__REQUIREMENT__: Omit every picture and write out the rest of the records exactly.

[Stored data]

#####

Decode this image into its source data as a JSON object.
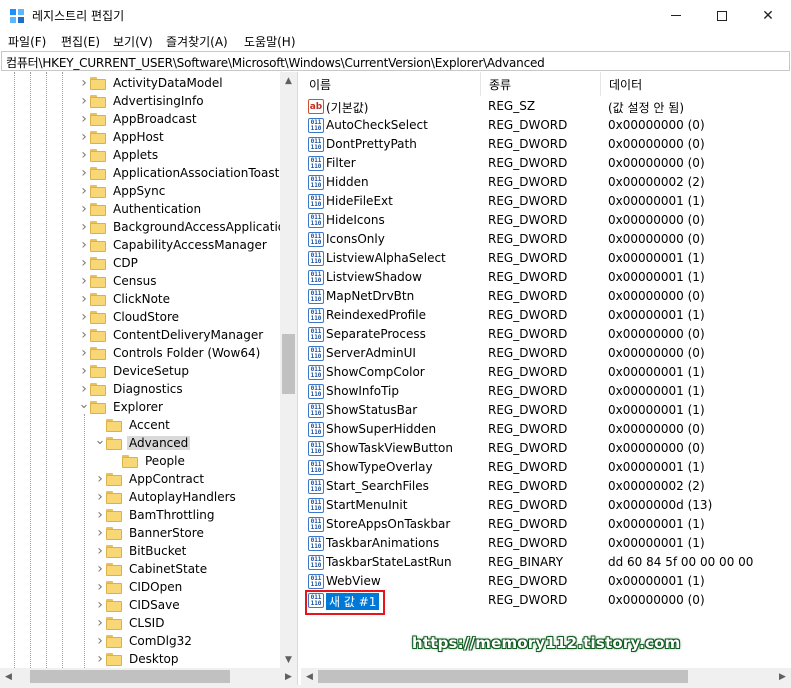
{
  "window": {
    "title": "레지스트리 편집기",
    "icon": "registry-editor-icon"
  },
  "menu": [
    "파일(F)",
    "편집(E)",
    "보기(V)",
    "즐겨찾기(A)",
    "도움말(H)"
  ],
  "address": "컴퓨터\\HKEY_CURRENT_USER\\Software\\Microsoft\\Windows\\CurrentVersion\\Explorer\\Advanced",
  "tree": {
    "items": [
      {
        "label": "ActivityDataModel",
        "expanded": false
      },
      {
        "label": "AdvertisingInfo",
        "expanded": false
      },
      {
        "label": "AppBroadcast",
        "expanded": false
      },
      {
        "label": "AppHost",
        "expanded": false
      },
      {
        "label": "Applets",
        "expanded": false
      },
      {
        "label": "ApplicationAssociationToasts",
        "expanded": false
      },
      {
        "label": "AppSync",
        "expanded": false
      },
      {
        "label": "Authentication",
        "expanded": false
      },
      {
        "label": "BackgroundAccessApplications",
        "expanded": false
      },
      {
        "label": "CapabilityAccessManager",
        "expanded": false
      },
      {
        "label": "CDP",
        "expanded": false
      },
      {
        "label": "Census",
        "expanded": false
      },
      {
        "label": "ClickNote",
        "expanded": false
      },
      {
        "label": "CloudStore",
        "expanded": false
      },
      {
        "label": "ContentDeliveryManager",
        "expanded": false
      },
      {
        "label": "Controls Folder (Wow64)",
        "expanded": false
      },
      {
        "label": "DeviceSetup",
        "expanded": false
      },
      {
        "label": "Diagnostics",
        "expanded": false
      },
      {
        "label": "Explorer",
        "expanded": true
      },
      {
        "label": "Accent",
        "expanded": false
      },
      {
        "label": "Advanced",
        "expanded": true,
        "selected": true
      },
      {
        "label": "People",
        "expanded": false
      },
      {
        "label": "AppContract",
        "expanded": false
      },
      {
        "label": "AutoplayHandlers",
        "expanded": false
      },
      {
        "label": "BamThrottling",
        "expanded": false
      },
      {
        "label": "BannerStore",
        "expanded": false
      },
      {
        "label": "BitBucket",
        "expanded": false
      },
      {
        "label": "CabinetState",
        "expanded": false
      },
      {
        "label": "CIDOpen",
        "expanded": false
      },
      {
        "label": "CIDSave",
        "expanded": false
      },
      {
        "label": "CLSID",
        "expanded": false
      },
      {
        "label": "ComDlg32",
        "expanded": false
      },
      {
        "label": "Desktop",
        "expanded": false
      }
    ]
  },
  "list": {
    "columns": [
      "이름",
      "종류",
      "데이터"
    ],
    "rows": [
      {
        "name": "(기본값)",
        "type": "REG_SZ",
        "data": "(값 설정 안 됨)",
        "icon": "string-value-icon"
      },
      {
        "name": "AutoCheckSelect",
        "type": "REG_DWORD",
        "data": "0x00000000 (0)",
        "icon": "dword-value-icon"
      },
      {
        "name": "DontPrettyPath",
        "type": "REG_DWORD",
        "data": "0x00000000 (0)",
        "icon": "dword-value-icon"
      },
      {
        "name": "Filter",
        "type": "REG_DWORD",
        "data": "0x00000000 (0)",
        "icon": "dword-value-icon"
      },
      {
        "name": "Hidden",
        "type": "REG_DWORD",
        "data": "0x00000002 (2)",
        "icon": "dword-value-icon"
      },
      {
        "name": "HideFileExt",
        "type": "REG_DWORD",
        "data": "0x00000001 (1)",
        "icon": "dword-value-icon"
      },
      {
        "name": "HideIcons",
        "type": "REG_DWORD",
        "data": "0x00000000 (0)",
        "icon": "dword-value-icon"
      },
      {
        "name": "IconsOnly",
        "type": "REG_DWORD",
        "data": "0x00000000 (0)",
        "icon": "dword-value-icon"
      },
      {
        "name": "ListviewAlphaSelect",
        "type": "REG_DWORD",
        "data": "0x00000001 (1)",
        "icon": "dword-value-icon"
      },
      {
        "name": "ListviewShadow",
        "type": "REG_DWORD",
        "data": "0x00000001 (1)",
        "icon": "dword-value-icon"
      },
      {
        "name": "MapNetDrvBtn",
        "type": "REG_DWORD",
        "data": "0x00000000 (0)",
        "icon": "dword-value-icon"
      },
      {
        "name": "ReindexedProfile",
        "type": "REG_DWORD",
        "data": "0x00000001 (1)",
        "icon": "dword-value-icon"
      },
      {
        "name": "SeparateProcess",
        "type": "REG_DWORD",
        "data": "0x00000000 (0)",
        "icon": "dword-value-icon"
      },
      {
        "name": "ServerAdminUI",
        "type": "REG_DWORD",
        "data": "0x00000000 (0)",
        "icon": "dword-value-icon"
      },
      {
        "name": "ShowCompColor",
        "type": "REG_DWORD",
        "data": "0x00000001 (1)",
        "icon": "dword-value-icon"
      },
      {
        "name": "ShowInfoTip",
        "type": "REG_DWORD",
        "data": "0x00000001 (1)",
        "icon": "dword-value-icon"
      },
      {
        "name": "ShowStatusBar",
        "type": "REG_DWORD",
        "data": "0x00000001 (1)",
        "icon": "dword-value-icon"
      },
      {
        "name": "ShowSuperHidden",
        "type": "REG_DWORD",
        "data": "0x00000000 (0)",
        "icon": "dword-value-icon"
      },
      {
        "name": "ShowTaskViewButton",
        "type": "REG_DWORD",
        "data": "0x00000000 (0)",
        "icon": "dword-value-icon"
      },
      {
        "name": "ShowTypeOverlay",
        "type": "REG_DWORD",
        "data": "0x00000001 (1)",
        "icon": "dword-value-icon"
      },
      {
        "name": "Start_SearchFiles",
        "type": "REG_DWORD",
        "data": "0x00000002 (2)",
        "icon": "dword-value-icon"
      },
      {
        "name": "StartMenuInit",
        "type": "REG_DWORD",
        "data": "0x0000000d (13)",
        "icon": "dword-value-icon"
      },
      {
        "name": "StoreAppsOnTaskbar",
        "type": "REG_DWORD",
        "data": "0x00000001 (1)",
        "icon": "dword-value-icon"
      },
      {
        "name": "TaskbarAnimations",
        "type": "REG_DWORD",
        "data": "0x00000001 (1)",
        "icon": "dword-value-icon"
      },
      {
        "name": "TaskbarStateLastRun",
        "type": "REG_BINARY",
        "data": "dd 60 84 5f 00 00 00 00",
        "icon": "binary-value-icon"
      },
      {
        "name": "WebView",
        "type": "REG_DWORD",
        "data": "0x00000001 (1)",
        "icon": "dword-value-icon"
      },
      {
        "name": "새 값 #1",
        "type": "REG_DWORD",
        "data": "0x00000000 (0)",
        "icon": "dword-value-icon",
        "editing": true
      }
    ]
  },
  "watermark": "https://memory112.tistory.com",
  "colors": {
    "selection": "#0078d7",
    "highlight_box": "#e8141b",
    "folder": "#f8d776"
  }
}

#####

__COMPLETE ANSWER__:
Decode this image into its source data as a JSON object.
{
  "window": {
    "title": "레지스트리 편집기",
    "icon": "registry-editor-icon"
  },
  "menu": [
    "파일(F)",
    "편집(E)",
    "보기(V)",
    "즐겨찾기(A)",
    "도움말(H)"
  ],
  "address": "컴퓨터\\HKEY_CURRENT_USER\\Software\\Microsoft\\Windows\\CurrentVersion\\Explorer\\Advanced",
  "tree": {
    "items": [
      {
        "label": "ActivityDataModel",
        "expanded": false
      },
      {
        "label": "AdvertisingInfo",
        "expanded": false
      },
      {
        "label": "AppBroadcast",
        "expanded": false
      },
      {
        "label": "AppHost",
        "expanded": false
      },
      {
        "label": "Applets",
        "expanded": false
      },
      {
        "label": "ApplicationAssociationToasts",
        "expanded": false
      },
      {
        "label": "AppSync",
        "expanded": false
      },
      {
        "label": "Authentication",
        "expanded": false
      },
      {
        "label": "BackgroundAccessApplications",
        "expanded": false
      },
      {
        "label": "CapabilityAccessManager",
        "expanded": false
      },
      {
        "label": "CDP",
        "expanded": false
      },
      {
        "label": "Census",
        "expanded": false
      },
      {
        "label": "ClickNote",
        "expanded": false
      },
      {
        "label": "CloudStore",
        "expanded": false
      },
      {
        "label": "ContentDeliveryManager",
        "expanded": false
      },
      {
        "label": "Controls Folder (Wow64)",
        "expanded": false
      },
      {
        "label": "DeviceSetup",
        "expanded": false
      },
      {
        "label": "Diagnostics",
        "expanded": false
      },
      {
        "label": "Explorer",
        "expanded": true
      },
      {
        "label": "Accent",
        "expanded": false
      },
      {
        "label": "Advanced",
        "expanded": true,
        "selected": true
      },
      {
        "label": "People",
        "expanded": false
      },
      {
        "label": "AppContract",
        "expanded": false
      },
      {
        "label": "AutoplayHandlers",
        "expanded": false
      },
      {
        "label": "BamThrottling",
        "expanded": false
      },
      {
        "label": "BannerStore",
        "expanded": false
      },
      {
        "label": "BitBucket",
        "expanded": false
      },
      {
        "label": "CabinetState",
        "expanded": false
      },
      {
        "label": "CIDOpen",
        "expanded": false
      },
      {
        "label": "CIDSave",
        "expanded": false
      },
      {
        "label": "CLSID",
        "expanded": false
      },
      {
        "label": "ComDlg32",
        "expanded": false
      },
      {
        "label": "Desktop",
        "expanded": false
      }
    ]
  },
  "list": {
    "columns": [
      "이름",
      "종류",
      "데이터"
    ],
    "rows": [
      {
        "name": "(기본값)",
        "type": "REG_SZ",
        "data": "(값 설정 안 됨)",
        "icon": "string-value-icon"
      },
      {
        "name": "AutoCheckSelect",
        "type": "REG_DWORD",
        "data": "0x00000000 (0)",
        "icon": "dword-value-icon"
      },
      {
        "name": "DontPrettyPath",
        "type": "REG_DWORD",
        "data": "0x00000000 (0)",
        "icon": "dword-value-icon"
      },
      {
        "name": "Filter",
        "type": "REG_DWORD",
        "data": "0x00000000 (0)",
        "icon": "dword-value-icon"
      },
      {
        "name": "Hidden",
        "type": "REG_DWORD",
        "data": "0x00000002 (2)",
        "icon": "dword-value-icon"
      },
      {
        "name": "HideFileExt",
        "type": "REG_DWORD",
        "data": "0x00000001 (1)",
        "icon": "dword-value-icon"
      },
      {
        "name": "HideIcons",
        "type": "REG_DWORD",
        "data": "0x00000000 (0)",
        "icon": "dword-value-icon"
      },
      {
        "name": "IconsOnly",
        "type": "REG_DWORD",
        "data": "0x00000000 (0)",
        "icon": "dword-value-icon"
      },
      {
        "name": "ListviewAlphaSelect",
        "type": "REG_DWORD",
        "data": "0x00000001 (1)",
        "icon": "dword-value-icon"
      },
      {
        "name": "ListviewShadow",
        "type": "REG_DWORD",
        "data": "0x00000001 (1)",
        "icon": "dword-value-icon"
      },
      {
        "name": "MapNetDrvBtn",
        "type": "REG_DWORD",
        "data": "0x00000000 (0)",
        "icon": "dword-value-icon"
      },
      {
        "name": "ReindexedProfile",
        "type": "REG_DWORD",
        "data": "0x00000001 (1)",
        "icon": "dword-value-icon"
      },
      {
        "name": "SeparateProcess",
        "type": "REG_DWORD",
        "data": "0x00000000 (0)",
        "icon": "dword-value-icon"
      },
      {
        "name": "ServerAdminUI",
        "type": "REG_DWORD",
        "data": "0x00000000 (0)",
        "icon": "dword-value-icon"
      },
      {
        "name": "ShowCompColor",
        "type": "REG_DWORD",
        "data": "0x00000001 (1)",
        "icon": "dword-value-icon"
      },
      {
        "name": "ShowInfoTip",
        "type": "REG_DWORD",
        "data": "0x00000001 (1)",
        "icon": "dword-value-icon"
      },
      {
        "name": "ShowStatusBar",
        "type": "REG_DWORD",
        "data": "0x00000001 (1)",
        "icon": "dword-value-icon"
      },
      {
        "name": "ShowSuperHidden",
        "type": "REG_DWORD",
        "data": "0x00000000 (0)",
        "icon": "dword-value-icon"
      },
      {
        "name": "ShowTaskViewButton",
        "type": "REG_DWORD",
        "data": "0x00000000 (0)",
        "icon": "dword-value-icon"
      },
      {
        "name": "ShowTypeOverlay",
        "type": "REG_DWORD",
        "data": "0x00000001 (1)",
        "icon": "dword-value-icon"
      },
      {
        "name": "Start_SearchFiles",
        "type": "REG_DWORD",
        "data": "0x00000002 (2)",
        "icon": "dword-value-icon"
      },
      {
        "name": "StartMenuInit",
        "type": "REG_DWORD",
        "data": "0x0000000d (13)",
        "icon": "dword-value-icon"
      },
      {
        "name": "StoreAppsOnTaskbar",
        "type": "REG_DWORD",
        "data": "0x00000001 (1)",
        "icon": "dword-value-icon"
      },
      {
        "name": "TaskbarAnimations",
        "type": "REG_DWORD",
        "data": "0x00000001 (1)",
        "icon": "dword-value-icon"
      },
      {
        "name": "TaskbarStateLastRun",
        "type": "REG_BINARY",
        "data": "dd 60 84 5f 00 00 00 00",
        "icon": "binary-value-icon"
      },
      {
        "name": "WebView",
        "type": "REG_DWORD",
        "data": "0x00000001 (1)",
        "icon": "dword-value-icon"
      },
      {
        "name": "새 값 #1",
        "type": "REG_DWORD",
        "data": "0x00000000 (0)",
        "icon": "dword-value-icon",
        "editing": true
      }
    ]
  },
  "watermark": "https://memory112.tistory.com",
  "colors": {
    "selection": "#0078d7",
    "highlight_box": "#e8141b",
    "folder": "#f8d776"
  }
}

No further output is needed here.